◆ **AIM OF THE TASK**:
Leaving out the pictures, retype all the material exactly.

◆ **DATA SHOWN**:
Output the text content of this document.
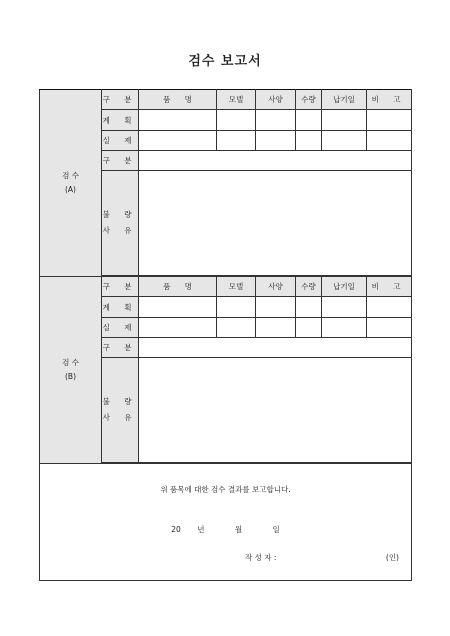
검수 보고서
검 수
(A)	구 분	품      명	모델	사양	수량	납기일	비 고
	계 획						
	실 제						
	구 분						

	불 량
사 유						

검 수
(B)	구 분	품      명	모델	사양	수량	납기일	비 고
	계 획						
	실 제						
	구 분						

	불 량
사 유						

위 품목에 대한 검수 결과를 보고합니다.
20 년 월 일
작 성 자 : (인)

◆ **WORKED ANSWER**:
Output the text content of this document.
검수 보고서
검 수
(A)	구 분	품      명	모델	사양	수량	납기일	비 고
	계 획						
	실 제						
	구 분						

	불 량
사 유						

검 수
(B)	구 분	품      명	모델	사양	수량	납기일	비 고
	계 획						
	실 제						
	구 분						

	불 량
사 유						

위 품목에 대한 검수 결과를 보고합니다.
20 년 월 일
작 성 자 : (인)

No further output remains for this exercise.